(The task)
Among the lines of this listing, determine how many contain the string "class". Answer with the number only.
-- BEGIN Given entries --
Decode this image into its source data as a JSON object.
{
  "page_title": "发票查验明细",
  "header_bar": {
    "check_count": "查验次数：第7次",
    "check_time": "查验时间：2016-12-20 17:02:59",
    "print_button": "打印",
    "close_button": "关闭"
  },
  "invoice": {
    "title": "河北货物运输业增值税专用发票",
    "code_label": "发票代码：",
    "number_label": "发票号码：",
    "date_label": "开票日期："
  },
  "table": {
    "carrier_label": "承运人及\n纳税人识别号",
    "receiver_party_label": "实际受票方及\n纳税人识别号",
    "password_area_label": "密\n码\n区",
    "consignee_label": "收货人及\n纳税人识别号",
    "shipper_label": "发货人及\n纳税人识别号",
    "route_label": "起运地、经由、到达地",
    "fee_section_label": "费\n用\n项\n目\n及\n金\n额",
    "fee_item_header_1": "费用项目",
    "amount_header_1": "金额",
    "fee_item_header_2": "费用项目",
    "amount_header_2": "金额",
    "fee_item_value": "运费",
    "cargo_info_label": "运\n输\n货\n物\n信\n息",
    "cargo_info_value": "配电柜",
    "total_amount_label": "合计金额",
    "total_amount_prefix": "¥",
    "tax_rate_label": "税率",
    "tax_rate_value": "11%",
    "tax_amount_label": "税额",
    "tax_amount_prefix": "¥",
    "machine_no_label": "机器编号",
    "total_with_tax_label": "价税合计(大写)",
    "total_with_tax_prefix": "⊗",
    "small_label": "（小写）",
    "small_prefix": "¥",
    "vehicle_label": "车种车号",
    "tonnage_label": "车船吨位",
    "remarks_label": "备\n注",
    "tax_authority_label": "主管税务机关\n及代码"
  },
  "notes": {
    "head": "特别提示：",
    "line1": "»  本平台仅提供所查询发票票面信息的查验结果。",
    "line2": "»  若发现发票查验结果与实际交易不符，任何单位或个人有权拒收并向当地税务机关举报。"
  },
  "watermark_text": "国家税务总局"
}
-- END Given entries --
-- BEGIN Given entries --
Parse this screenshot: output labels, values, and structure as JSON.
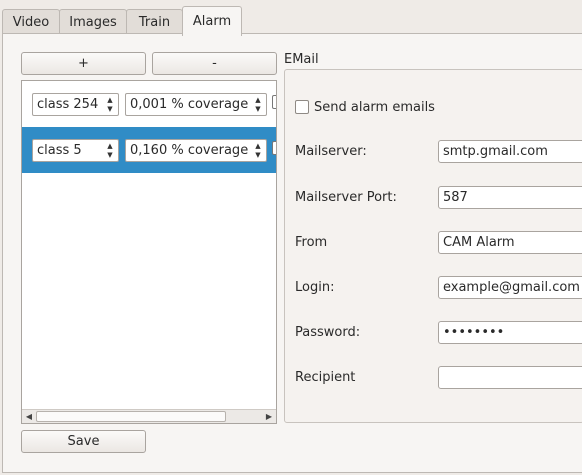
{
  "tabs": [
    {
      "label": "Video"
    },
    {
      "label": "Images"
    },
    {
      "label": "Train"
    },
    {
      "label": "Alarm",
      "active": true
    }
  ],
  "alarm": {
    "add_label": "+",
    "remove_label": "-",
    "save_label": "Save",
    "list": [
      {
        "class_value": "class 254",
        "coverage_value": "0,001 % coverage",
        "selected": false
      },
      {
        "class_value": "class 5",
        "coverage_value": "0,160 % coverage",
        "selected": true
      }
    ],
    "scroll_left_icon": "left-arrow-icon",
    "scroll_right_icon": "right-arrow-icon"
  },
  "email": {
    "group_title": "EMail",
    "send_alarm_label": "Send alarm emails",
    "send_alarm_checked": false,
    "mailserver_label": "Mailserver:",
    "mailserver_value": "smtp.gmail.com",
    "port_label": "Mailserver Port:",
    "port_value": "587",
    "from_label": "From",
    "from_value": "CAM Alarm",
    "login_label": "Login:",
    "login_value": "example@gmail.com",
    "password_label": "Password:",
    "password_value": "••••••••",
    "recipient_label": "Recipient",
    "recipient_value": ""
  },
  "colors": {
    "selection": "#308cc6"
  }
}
-- END Given entries --
(Task solution)
2